▶ WRITTEN PROBLEM: Your task is to extract every line from the material below exactly.

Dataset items

┏━━

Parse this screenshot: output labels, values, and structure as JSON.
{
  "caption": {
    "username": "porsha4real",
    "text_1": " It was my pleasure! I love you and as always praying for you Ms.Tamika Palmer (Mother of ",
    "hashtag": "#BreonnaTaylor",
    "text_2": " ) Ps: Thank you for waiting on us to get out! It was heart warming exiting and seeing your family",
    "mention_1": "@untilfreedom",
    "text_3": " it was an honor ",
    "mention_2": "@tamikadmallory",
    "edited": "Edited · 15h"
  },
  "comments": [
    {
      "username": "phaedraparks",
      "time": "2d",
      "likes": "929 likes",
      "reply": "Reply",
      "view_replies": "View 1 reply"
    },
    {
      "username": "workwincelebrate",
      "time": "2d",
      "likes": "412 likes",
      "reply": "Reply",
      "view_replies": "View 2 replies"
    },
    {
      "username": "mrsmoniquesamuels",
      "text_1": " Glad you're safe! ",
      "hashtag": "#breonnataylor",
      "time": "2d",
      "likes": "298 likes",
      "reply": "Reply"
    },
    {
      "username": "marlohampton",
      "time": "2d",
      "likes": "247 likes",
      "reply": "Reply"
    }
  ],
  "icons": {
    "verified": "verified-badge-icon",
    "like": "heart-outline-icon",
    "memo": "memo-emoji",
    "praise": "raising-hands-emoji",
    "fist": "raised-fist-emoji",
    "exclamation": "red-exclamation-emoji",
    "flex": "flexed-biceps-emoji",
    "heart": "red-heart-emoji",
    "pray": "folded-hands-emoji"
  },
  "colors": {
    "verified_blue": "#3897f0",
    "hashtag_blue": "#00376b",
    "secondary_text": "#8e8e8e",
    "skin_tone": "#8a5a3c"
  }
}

┗━━

▶ CORRECT ANSWER:
Parse this screenshot: output labels, values, and structure as JSON.
{
  "caption": {
    "username": "porsha4real",
    "text_1": " It was my pleasure! I love you and as always praying for you Ms.Tamika Palmer (Mother of ",
    "hashtag": "#BreonnaTaylor",
    "text_2": " ) Ps: Thank you for waiting on us to get out! It was heart warming exiting and seeing your family",
    "mention_1": "@untilfreedom",
    "text_3": " it was an honor ",
    "mention_2": "@tamikadmallory",
    "edited": "Edited · 15h"
  },
  "comments": [
    {
      "username": "phaedraparks",
      "time": "2d",
      "likes": "929 likes",
      "reply": "Reply",
      "view_replies": "View 1 reply"
    },
    {
      "username": "workwincelebrate",
      "time": "2d",
      "likes": "412 likes",
      "reply": "Reply",
      "view_replies": "View 2 replies"
    },
    {
      "username": "mrsmoniquesamuels",
      "text_1": " Glad you're safe! ",
      "hashtag": "#breonnataylor",
      "time": "2d",
      "likes": "298 likes",
      "reply": "Reply"
    },
    {
      "username": "marlohampton",
      "time": "2d",
      "likes": "247 likes",
      "reply": "Reply"
    }
  ],
  "icons": {
    "verified": "verified-badge-icon",
    "like": "heart-outline-icon",
    "memo": "memo-emoji",
    "praise": "raising-hands-emoji",
    "fist": "raised-fist-emoji",
    "exclamation": "red-exclamation-emoji",
    "flex": "flexed-biceps-emoji",
    "heart": "red-heart-emoji",
    "pray": "folded-hands-emoji"
  },
  "colors": {
    "verified_blue": "#3897f0",
    "hashtag_blue": "#00376b",
    "secondary_text": "#8e8e8e",
    "skin_tone": "#8a5a3c"
  }
}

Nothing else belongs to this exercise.